**Exercise goal**
Transcribe the material below exactly as it appears.

**Data to process**
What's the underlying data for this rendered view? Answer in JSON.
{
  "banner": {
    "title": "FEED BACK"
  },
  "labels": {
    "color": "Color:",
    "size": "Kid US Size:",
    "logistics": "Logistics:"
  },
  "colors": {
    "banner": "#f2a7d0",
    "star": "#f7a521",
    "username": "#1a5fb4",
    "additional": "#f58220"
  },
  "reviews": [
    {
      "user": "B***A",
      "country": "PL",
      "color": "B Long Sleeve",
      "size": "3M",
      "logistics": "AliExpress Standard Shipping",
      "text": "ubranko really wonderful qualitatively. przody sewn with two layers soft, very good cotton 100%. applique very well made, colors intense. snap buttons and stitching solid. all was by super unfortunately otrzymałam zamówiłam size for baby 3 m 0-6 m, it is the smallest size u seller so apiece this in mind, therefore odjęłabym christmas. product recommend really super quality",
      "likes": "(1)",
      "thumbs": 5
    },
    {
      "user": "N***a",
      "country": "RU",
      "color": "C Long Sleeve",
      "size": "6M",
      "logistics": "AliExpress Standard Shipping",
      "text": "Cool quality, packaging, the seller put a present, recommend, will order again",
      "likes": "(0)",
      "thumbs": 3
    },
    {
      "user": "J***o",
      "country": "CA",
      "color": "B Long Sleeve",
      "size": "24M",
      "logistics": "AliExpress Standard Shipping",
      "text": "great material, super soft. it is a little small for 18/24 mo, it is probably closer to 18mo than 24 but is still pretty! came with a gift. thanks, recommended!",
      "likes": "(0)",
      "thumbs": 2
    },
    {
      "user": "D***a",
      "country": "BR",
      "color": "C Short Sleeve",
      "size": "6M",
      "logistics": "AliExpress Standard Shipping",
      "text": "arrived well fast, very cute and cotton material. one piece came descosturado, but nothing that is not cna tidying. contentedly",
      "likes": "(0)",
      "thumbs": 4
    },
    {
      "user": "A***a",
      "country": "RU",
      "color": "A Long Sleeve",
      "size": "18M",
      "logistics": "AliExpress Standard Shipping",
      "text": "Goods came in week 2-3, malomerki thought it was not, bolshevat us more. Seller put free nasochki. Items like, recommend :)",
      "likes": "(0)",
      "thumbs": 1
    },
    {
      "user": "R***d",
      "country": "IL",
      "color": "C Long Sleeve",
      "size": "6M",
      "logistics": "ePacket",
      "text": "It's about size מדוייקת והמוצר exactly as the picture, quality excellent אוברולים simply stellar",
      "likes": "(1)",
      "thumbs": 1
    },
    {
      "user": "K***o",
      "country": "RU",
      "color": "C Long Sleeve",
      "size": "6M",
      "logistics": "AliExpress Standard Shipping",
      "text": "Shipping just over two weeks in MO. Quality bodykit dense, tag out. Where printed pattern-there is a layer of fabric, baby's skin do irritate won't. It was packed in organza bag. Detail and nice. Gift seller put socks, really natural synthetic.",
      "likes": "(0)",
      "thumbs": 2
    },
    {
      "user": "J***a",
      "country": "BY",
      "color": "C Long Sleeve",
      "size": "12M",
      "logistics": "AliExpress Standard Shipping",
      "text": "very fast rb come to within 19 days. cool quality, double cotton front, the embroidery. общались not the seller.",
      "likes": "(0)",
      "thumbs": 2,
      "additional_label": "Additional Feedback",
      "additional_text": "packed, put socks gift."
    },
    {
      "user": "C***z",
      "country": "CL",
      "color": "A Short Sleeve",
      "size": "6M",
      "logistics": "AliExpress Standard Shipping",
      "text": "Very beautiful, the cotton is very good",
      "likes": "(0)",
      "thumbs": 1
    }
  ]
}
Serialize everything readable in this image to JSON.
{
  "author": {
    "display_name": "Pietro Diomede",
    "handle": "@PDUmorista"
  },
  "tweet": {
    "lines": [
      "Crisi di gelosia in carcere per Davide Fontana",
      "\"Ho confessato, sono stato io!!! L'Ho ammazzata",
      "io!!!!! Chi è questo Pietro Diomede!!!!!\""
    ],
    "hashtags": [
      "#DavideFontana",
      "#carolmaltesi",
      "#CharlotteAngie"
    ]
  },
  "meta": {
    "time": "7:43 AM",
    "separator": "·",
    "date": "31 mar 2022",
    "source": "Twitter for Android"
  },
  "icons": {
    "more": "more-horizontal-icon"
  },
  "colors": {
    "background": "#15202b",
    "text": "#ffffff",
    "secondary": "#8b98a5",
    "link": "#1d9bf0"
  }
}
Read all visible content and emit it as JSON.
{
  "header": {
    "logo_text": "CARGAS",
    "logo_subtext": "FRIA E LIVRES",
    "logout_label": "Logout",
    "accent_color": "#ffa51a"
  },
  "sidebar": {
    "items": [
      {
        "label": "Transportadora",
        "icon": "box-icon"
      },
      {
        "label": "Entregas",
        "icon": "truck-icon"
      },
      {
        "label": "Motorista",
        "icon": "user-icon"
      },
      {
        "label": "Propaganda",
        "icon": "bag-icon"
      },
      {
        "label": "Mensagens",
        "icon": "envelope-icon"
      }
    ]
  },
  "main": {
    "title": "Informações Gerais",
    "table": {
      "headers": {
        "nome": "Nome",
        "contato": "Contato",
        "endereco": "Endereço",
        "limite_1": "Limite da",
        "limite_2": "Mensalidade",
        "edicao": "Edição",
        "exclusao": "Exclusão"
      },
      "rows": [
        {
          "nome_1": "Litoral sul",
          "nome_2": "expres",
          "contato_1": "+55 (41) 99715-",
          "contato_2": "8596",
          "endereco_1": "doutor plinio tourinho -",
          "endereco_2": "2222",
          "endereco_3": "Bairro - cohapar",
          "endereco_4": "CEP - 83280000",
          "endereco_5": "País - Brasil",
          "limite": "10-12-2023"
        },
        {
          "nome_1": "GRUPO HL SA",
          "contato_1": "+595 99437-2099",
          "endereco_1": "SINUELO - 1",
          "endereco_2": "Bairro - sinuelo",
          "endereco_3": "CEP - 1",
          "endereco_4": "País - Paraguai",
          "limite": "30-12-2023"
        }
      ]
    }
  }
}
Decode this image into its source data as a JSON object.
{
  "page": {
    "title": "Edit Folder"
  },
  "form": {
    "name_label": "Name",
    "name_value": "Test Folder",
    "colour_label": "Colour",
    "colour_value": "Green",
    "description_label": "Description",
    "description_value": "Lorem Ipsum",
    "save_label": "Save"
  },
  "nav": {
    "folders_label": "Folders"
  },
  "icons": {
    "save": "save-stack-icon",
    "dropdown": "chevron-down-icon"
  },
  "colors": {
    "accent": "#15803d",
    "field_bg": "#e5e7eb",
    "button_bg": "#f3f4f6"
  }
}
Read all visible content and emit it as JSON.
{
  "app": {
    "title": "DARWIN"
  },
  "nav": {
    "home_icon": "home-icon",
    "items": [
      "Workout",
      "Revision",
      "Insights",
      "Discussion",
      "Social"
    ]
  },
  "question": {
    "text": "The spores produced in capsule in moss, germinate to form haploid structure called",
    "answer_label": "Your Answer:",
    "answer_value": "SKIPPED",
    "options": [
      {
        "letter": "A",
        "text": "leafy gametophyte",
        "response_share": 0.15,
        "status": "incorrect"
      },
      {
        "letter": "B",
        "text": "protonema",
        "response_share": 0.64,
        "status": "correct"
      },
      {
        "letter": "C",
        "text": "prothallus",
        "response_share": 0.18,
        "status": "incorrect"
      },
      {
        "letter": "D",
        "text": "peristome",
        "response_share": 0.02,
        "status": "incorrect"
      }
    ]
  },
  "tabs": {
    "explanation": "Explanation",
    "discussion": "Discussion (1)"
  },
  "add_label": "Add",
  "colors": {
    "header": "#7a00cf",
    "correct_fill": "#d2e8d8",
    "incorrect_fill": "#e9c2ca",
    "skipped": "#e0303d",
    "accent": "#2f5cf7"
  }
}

**Result of this task**
What's the underlying data for this rendered view? Answer in JSON.
{
  "banner": {
    "title": "FEED BACK"
  },
  "labels": {
    "color": "Color:",
    "size": "Kid US Size:",
    "logistics": "Logistics:"
  },
  "colors": {
    "banner": "#f2a7d0",
    "star": "#f7a521",
    "username": "#1a5fb4",
    "additional": "#f58220"
  },
  "reviews": [
    {
      "user": "B***A",
      "country": "PL",
      "color": "B Long Sleeve",
      "size": "3M",
      "logistics": "AliExpress Standard Shipping",
      "text": "ubranko really wonderful qualitatively. przody sewn with two layers soft, very good cotton 100%. applique very well made, colors intense. snap buttons and stitching solid. all was by super unfortunately otrzymałam zamówiłam size for baby 3 m 0-6 m, it is the smallest size u seller so apiece this in mind, therefore odjęłabym christmas. product recommend really super quality",
      "likes": "(1)",
      "thumbs": 5
    },
    {
      "user": "N***a",
      "country": "RU",
      "color": "C Long Sleeve",
      "size": "6M",
      "logistics": "AliExpress Standard Shipping",
      "text": "Cool quality, packaging, the seller put a present, recommend, will order again",
      "likes": "(0)",
      "thumbs": 3
    },
    {
      "user": "J***o",
      "country": "CA",
      "color": "B Long Sleeve",
      "size": "24M",
      "logistics": "AliExpress Standard Shipping",
      "text": "great material, super soft. it is a little small for 18/24 mo, it is probably closer to 18mo than 24 but is still pretty! came with a gift. thanks, recommended!",
      "likes": "(0)",
      "thumbs": 2
    },
    {
      "user": "D***a",
      "country": "BR",
      "color": "C Short Sleeve",
      "size": "6M",
      "logistics": "AliExpress Standard Shipping",
      "text": "arrived well fast, very cute and cotton material. one piece came descosturado, but nothing that is not cna tidying. contentedly",
      "likes": "(0)",
      "thumbs": 4
    },
    {
      "user": "A***a",
      "country": "RU",
      "color": "A Long Sleeve",
      "size": "18M",
      "logistics": "AliExpress Standard Shipping",
      "text": "Goods came in week 2-3, malomerki thought it was not, bolshevat us more. Seller put free nasochki. Items like, recommend :)",
      "likes": "(0)",
      "thumbs": 1
    },
    {
      "user": "R***d",
      "country": "IL",
      "color": "C Long Sleeve",
      "size": "6M",
      "logistics": "ePacket",
      "text": "It's about size מדוייקת והמוצר exactly as the picture, quality excellent אוברולים simply stellar",
      "likes": "(1)",
      "thumbs": 1
    },
    {
      "user": "K***o",
      "country": "RU",
      "color": "C Long Sleeve",
      "size": "6M",
      "logistics": "AliExpress Standard Shipping",
      "text": "Shipping just over two weeks in MO. Quality bodykit dense, tag out. Where printed pattern-there is a layer of fabric, baby's skin do irritate won't. It was packed in organza bag. Detail and nice. Gift seller put socks, really natural synthetic.",
      "likes": "(0)",
      "thumbs": 2
    },
    {
      "user": "J***a",
      "country": "BY",
      "color": "C Long Sleeve",
      "size": "12M",
      "logistics": "AliExpress Standard Shipping",
      "text": "very fast rb come to within 19 days. cool quality, double cotton front, the embroidery. общались not the seller.",
      "likes": "(0)",
      "thumbs": 2,
      "additional_label": "Additional Feedback",
      "additional_text": "packed, put socks gift."
    },
    {
      "user": "C***z",
      "country": "CL",
      "color": "A Short Sleeve",
      "size": "6M",
      "logistics": "AliExpress Standard Shipping",
      "text": "Very beautiful, the cotton is very good",
      "likes": "(0)",
      "thumbs": 1
    }
  ]
}
Serialize everything readable in this image to JSON.
{
  "author": {
    "display_name": "Pietro Diomede",
    "handle": "@PDUmorista"
  },
  "tweet": {
    "lines": [
      "Crisi di gelosia in carcere per Davide Fontana",
      "\"Ho confessato, sono stato io!!! L'Ho ammazzata",
      "io!!!!! Chi è questo Pietro Diomede!!!!!\""
    ],
    "hashtags": [
      "#DavideFontana",
      "#carolmaltesi",
      "#CharlotteAngie"
    ]
  },
  "meta": {
    "time": "7:43 AM",
    "separator": "·",
    "date": "31 mar 2022",
    "source": "Twitter for Android"
  },
  "icons": {
    "more": "more-horizontal-icon"
  },
  "colors": {
    "background": "#15202b",
    "text": "#ffffff",
    "secondary": "#8b98a5",
    "link": "#1d9bf0"
  }
}
Read all visible content and emit it as JSON.
{
  "header": {
    "logo_text": "CARGAS",
    "logo_subtext": "FRIA E LIVRES",
    "logout_label": "Logout",
    "accent_color": "#ffa51a"
  },
  "sidebar": {
    "items": [
      {
        "label": "Transportadora",
        "icon": "box-icon"
      },
      {
        "label": "Entregas",
        "icon": "truck-icon"
      },
      {
        "label": "Motorista",
        "icon": "user-icon"
      },
      {
        "label": "Propaganda",
        "icon": "bag-icon"
      },
      {
        "label": "Mensagens",
        "icon": "envelope-icon"
      }
    ]
  },
  "main": {
    "title": "Informações Gerais",
    "table": {
      "headers": {
        "nome": "Nome",
        "contato": "Contato",
        "endereco": "Endereço",
        "limite_1": "Limite da",
        "limite_2": "Mensalidade",
        "edicao": "Edição",
        "exclusao": "Exclusão"
      },
      "rows": [
        {
          "nome_1": "Litoral sul",
          "nome_2": "expres",
          "contato_1": "+55 (41) 99715-",
          "contato_2": "8596",
          "endereco_1": "doutor plinio tourinho -",
          "endereco_2": "2222",
          "endereco_3": "Bairro - cohapar",
          "endereco_4": "CEP - 83280000",
          "endereco_5": "País - Brasil",
          "limite": "10-12-2023"
        },
        {
          "nome_1": "GRUPO HL SA",
          "contato_1": "+595 99437-2099",
          "endereco_1": "SINUELO - 1",
          "endereco_2": "Bairro - sinuelo",
          "endereco_3": "CEP - 1",
          "endereco_4": "País - Paraguai",
          "limite": "30-12-2023"
        }
      ]
    }
  }
}
Decode this image into its source data as a JSON object.
{
  "page": {
    "title": "Edit Folder"
  },
  "form": {
    "name_label": "Name",
    "name_value": "Test Folder",
    "colour_label": "Colour",
    "colour_value": "Green",
    "description_label": "Description",
    "description_value": "Lorem Ipsum",
    "save_label": "Save"
  },
  "nav": {
    "folders_label": "Folders"
  },
  "icons": {
    "save": "save-stack-icon",
    "dropdown": "chevron-down-icon"
  },
  "colors": {
    "accent": "#15803d",
    "field_bg": "#e5e7eb",
    "button_bg": "#f3f4f6"
  }
}
Read all visible content and emit it as JSON.
{
  "app": {
    "title": "DARWIN"
  },
  "nav": {
    "home_icon": "home-icon",
    "items": [
      "Workout",
      "Revision",
      "Insights",
      "Discussion",
      "Social"
    ]
  },
  "question": {
    "text": "The spores produced in capsule in moss, germinate to form haploid structure called",
    "answer_label": "Your Answer:",
    "answer_value": "SKIPPED",
    "options": [
      {
        "letter": "A",
        "text": "leafy gametophyte",
        "response_share": 0.15,
        "status": "incorrect"
      },
      {
        "letter": "B",
        "text": "protonema",
        "response_share": 0.64,
        "status": "correct"
      },
      {
        "letter": "C",
        "text": "prothallus",
        "response_share": 0.18,
        "status": "incorrect"
      },
      {
        "letter": "D",
        "text": "peristome",
        "response_share": 0.02,
        "status": "incorrect"
      }
    ]
  },
  "tabs": {
    "explanation": "Explanation",
    "discussion": "Discussion (1)"
  },
  "add_label": "Add",
  "colors": {
    "header": "#7a00cf",
    "correct_fill": "#d2e8d8",
    "incorrect_fill": "#e9c2ca",
    "skipped": "#e0303d",
    "accent": "#2f5cf7"
  }
}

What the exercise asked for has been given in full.